→ **DIRECTIONS**:
Please copy exactly the lines that begin with the one containing "Serialize everything readable" and end with the last line of the entries.
========
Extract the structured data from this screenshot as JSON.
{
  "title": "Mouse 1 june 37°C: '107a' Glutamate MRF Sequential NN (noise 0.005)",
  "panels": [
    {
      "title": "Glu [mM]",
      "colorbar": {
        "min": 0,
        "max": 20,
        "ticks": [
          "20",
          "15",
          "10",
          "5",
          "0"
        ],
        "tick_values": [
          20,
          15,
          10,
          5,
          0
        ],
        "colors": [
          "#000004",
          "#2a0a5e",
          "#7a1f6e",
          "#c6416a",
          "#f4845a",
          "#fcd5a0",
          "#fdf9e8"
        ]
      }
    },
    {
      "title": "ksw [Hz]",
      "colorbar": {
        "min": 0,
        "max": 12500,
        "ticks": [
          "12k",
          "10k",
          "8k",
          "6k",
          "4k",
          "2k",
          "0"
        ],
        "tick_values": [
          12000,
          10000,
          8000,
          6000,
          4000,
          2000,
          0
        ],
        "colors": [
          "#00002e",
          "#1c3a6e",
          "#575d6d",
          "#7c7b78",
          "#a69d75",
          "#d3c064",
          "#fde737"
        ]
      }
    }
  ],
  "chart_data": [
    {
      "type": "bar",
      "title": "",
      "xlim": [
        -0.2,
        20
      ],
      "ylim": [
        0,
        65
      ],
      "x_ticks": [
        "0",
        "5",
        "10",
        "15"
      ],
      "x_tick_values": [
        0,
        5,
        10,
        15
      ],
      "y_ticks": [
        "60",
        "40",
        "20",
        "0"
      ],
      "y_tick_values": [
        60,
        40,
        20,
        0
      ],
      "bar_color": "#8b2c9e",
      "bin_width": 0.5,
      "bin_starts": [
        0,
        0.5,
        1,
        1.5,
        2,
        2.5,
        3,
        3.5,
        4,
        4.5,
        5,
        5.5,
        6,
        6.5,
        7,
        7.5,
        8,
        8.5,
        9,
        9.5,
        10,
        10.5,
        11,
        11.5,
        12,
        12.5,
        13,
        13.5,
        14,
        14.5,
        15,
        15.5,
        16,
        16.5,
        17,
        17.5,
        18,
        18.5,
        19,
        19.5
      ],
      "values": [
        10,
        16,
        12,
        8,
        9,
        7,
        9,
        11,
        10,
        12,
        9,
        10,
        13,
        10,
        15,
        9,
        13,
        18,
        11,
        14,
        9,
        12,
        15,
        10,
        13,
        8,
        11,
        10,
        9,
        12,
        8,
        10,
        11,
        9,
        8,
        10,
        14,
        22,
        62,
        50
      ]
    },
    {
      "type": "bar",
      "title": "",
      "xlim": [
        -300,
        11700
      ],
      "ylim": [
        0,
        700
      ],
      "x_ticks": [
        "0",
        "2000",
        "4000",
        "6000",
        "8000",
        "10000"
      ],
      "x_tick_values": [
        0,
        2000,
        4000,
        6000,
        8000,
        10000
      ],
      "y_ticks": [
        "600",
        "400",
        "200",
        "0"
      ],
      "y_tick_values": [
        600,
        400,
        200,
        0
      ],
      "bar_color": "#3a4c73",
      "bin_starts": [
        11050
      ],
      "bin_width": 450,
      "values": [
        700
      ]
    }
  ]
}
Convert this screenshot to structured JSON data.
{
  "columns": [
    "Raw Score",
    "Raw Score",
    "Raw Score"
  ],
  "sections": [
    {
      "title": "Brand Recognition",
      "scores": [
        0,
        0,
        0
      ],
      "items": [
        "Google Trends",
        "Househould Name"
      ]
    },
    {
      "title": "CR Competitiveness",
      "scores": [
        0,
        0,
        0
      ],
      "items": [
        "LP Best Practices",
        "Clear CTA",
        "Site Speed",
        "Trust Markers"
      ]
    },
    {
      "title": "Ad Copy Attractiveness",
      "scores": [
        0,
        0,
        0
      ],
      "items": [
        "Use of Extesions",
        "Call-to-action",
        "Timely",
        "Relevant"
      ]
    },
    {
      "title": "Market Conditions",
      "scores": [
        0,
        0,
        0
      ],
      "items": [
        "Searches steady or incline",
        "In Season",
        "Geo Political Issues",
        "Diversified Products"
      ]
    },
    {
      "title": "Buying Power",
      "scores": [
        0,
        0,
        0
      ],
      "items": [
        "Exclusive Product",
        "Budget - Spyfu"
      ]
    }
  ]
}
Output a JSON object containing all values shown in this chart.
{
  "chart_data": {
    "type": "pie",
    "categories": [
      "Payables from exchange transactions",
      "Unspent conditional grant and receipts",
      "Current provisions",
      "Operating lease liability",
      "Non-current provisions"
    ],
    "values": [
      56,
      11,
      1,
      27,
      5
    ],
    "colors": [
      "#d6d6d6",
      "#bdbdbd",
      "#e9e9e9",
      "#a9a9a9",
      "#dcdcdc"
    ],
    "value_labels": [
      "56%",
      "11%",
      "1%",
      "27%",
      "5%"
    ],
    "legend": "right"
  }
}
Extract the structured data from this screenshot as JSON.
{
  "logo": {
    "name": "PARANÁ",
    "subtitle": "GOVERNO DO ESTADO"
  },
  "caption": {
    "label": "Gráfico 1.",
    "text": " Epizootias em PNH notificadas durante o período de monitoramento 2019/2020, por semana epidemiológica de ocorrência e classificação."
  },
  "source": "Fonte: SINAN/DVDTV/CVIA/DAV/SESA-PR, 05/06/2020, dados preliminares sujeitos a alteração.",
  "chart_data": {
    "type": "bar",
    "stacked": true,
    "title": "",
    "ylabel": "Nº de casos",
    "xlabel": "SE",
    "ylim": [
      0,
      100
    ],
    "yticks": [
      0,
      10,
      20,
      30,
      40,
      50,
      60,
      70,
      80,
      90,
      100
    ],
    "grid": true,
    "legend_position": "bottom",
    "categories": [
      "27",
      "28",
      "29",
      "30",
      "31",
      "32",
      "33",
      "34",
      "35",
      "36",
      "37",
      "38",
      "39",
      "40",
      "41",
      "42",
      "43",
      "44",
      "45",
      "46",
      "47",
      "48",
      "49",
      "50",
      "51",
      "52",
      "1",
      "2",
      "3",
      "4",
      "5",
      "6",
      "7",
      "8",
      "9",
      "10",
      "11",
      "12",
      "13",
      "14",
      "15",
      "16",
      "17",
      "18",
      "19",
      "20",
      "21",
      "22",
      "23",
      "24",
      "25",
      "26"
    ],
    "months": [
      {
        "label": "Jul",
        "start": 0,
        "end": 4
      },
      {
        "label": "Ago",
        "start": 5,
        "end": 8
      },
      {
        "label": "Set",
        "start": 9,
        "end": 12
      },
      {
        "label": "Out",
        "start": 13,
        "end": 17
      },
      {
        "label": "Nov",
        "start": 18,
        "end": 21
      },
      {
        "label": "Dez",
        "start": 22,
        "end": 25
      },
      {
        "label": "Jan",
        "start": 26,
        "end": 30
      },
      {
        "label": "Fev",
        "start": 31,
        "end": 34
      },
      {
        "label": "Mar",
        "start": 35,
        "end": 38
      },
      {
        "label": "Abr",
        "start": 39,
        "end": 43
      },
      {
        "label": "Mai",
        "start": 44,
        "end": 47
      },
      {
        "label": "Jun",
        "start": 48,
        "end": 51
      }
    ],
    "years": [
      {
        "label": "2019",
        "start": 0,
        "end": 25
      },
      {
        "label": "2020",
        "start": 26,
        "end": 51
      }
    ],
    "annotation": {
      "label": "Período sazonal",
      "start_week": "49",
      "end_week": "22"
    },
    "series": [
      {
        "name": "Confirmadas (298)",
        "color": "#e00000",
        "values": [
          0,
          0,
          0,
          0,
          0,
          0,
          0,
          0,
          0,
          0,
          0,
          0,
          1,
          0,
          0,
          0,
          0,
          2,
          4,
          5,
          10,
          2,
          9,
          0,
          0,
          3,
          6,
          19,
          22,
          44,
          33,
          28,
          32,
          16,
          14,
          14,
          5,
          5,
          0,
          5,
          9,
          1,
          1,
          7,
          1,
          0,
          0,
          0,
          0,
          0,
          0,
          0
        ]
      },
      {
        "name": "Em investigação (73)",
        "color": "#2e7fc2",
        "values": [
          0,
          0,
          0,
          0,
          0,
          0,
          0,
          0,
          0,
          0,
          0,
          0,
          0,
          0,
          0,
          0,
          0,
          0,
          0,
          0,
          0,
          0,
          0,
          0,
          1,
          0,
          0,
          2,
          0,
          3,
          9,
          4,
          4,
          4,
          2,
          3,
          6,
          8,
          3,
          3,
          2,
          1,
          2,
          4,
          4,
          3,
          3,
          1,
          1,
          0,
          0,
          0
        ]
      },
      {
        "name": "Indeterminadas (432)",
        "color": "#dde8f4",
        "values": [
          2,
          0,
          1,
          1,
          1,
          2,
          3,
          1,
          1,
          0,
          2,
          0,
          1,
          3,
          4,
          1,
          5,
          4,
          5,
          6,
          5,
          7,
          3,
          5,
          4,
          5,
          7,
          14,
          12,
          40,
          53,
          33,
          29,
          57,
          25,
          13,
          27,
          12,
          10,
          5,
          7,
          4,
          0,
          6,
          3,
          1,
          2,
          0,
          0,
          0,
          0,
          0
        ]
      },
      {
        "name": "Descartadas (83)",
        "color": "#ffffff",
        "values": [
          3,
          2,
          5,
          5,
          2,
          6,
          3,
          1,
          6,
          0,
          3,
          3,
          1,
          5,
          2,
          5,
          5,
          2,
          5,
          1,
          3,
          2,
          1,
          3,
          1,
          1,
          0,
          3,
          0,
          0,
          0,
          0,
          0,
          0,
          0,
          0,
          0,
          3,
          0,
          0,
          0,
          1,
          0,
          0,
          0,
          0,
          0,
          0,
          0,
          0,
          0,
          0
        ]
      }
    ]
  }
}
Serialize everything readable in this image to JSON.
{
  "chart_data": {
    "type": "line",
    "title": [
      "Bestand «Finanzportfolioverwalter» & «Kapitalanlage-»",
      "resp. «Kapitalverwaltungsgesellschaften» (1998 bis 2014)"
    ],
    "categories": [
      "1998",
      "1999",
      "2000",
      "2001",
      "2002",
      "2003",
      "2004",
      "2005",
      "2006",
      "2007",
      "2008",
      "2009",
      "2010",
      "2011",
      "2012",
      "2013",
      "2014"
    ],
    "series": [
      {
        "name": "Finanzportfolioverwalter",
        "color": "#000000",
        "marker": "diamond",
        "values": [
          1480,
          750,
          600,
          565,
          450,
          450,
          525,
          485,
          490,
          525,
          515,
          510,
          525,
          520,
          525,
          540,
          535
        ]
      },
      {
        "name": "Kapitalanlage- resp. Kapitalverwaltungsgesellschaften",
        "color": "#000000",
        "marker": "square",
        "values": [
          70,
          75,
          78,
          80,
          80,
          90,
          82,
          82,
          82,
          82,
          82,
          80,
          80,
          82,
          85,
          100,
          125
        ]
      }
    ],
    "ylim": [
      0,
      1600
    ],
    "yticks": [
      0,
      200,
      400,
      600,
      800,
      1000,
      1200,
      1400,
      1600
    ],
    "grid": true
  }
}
========
→ **THE RESULT**:
Serialize everything readable in this image to JSON.
{
  "chart_data": {
    "type": "line",
    "title": [
      "Bestand «Finanzportfolioverwalter» & «Kapitalanlage-»",
      "resp. «Kapitalverwaltungsgesellschaften» (1998 bis 2014)"
    ],
    "categories": [
      "1998",
      "1999",
      "2000",
      "2001",
      "2002",
      "2003",
      "2004",
      "2005",
      "2006",
      "2007",
      "2008",
      "2009",
      "2010",
      "2011",
      "2012",
      "2013",
      "2014"
    ],
    "series": [
      {
        "name": "Finanzportfolioverwalter",
        "color": "#000000",
        "marker": "diamond",
        "values": [
          1480,
          750,
          600,
          565,
          450,
          450,
          525,
          485,
          490,
          525,
          515,
          510,
          525,
          520,
          525,
          540,
          535
        ]
      },
      {
        "name": "Kapitalanlage- resp. Kapitalverwaltungsgesellschaften",
        "color": "#000000",
        "marker": "square",
        "values": [
          70,
          75,
          78,
          80,
          80,
          90,
          82,
          82,
          82,
          82,
          82,
          80,
          80,
          82,
          85,
          100,
          125
        ]
      }
    ],
    "ylim": [
      0,
      1600
    ],
    "yticks": [
      0,
      200,
      400,
      600,
      800,
      1000,
      1200,
      1400,
      1600
    ],
    "grid": true
  }
}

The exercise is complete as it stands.